SHORT PROBLEM >> Report only how many lines hold the word "Deborah".

ROWS >>
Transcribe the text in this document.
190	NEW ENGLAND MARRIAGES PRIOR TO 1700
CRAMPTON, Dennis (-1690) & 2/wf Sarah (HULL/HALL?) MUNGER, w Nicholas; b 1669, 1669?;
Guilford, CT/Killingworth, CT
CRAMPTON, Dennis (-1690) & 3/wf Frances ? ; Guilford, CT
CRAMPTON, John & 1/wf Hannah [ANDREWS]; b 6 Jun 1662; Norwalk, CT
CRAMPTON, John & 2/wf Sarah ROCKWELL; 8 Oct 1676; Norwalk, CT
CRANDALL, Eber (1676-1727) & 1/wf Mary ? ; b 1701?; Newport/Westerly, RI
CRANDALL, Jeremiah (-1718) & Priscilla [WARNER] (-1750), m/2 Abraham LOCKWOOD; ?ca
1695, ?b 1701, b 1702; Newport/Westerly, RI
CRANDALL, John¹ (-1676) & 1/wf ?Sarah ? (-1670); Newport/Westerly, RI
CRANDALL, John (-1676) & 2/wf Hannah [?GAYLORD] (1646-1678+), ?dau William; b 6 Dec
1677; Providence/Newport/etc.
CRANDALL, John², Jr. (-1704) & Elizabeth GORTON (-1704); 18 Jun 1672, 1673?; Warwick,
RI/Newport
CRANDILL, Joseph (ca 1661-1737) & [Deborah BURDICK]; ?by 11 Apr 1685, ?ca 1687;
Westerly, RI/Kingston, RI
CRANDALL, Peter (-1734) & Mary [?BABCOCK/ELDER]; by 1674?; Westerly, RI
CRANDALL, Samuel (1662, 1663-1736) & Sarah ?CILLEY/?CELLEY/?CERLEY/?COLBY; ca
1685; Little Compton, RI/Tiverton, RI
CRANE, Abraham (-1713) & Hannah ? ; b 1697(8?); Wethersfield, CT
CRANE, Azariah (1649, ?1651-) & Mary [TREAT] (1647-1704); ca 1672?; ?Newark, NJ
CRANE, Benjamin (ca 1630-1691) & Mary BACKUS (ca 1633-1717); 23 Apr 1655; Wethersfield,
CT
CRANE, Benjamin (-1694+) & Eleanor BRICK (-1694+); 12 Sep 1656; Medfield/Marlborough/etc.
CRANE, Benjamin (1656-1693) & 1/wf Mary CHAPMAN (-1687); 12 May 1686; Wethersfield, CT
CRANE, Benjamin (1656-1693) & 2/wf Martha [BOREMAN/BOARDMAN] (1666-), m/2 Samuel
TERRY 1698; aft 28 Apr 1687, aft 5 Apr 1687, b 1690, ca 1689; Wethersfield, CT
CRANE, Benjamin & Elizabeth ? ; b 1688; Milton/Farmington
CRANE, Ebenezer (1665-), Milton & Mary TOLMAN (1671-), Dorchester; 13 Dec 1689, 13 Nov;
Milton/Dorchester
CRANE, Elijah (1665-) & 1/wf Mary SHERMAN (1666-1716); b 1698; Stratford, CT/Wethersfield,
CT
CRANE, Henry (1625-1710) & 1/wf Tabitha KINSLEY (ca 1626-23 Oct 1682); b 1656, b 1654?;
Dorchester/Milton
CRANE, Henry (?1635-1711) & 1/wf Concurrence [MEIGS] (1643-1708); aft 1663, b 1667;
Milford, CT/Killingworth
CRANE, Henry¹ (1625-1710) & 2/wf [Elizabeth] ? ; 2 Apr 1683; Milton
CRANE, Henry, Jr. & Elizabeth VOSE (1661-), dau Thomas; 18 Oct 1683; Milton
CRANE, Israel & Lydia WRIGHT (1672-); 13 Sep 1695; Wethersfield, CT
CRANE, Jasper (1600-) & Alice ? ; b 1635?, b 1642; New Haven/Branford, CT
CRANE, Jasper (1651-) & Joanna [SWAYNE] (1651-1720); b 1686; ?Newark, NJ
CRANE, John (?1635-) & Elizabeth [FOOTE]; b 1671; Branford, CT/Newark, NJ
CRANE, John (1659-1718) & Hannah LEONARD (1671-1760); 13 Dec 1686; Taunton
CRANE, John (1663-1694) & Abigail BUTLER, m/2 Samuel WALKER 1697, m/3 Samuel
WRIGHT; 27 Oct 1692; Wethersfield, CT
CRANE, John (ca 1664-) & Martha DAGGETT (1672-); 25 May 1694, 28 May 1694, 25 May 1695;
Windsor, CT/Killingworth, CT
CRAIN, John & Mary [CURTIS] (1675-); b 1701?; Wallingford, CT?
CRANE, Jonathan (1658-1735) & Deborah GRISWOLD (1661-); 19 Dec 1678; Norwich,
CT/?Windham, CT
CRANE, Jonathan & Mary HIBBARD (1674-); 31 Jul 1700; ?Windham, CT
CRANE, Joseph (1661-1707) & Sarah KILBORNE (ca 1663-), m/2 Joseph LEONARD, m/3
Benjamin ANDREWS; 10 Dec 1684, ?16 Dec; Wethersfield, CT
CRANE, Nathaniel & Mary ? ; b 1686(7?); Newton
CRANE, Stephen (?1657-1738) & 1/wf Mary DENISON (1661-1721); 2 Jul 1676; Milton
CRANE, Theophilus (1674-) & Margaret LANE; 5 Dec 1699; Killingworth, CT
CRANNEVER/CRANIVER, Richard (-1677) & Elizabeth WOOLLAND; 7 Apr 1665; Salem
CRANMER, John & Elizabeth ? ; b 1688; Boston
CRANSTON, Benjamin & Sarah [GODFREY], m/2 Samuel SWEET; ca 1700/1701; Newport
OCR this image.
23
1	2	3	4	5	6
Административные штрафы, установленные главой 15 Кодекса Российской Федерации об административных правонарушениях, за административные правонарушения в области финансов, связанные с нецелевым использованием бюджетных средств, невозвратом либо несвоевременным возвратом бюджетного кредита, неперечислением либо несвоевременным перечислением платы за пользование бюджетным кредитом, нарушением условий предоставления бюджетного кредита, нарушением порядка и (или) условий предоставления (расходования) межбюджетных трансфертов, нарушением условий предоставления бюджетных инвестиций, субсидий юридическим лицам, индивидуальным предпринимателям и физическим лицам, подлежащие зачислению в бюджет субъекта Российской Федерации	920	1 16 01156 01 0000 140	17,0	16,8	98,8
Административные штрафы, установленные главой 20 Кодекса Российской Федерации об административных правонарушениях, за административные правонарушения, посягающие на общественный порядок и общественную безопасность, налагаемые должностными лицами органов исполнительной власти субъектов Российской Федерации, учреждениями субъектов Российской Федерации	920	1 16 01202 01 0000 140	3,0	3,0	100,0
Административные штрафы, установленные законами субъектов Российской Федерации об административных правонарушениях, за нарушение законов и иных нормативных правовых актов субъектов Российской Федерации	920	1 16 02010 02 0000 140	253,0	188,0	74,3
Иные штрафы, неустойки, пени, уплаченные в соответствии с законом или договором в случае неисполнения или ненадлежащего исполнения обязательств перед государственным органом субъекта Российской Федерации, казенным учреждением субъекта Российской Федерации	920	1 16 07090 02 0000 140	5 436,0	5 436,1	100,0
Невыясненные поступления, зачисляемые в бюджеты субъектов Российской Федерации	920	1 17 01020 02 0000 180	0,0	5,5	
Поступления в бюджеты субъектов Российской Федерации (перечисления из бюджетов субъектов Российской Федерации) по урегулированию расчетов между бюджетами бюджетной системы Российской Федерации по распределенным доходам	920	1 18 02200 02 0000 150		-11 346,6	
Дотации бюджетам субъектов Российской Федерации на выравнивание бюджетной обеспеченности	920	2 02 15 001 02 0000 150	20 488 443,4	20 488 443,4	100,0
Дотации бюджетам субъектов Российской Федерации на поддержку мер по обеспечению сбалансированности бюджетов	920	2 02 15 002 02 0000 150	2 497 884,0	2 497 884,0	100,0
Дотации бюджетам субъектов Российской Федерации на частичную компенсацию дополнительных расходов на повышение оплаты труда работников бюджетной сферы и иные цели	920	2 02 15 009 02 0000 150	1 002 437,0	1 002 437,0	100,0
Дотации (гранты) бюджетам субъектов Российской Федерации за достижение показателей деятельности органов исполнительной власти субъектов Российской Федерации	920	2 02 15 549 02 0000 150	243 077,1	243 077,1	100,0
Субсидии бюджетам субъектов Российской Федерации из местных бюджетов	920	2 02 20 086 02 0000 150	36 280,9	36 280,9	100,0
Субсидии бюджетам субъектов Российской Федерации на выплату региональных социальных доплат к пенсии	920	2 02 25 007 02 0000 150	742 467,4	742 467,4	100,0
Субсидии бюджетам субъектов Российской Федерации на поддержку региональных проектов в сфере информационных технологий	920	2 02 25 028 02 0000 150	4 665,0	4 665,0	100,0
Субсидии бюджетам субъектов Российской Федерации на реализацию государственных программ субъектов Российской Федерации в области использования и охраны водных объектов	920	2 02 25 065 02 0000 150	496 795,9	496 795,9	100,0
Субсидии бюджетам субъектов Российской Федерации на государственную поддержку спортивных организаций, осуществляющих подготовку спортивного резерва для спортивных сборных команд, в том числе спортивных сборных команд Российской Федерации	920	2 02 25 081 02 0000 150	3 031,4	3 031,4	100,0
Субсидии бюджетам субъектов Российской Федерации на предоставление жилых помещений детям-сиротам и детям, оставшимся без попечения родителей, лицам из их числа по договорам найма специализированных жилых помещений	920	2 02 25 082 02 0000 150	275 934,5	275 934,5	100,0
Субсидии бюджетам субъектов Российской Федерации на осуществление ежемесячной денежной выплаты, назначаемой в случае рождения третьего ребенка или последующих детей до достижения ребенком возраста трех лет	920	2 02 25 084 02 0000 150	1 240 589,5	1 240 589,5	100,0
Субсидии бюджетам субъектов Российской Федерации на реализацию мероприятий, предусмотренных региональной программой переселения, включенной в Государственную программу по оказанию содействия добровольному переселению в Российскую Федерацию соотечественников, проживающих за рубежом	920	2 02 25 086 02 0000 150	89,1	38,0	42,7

REPLY >> 2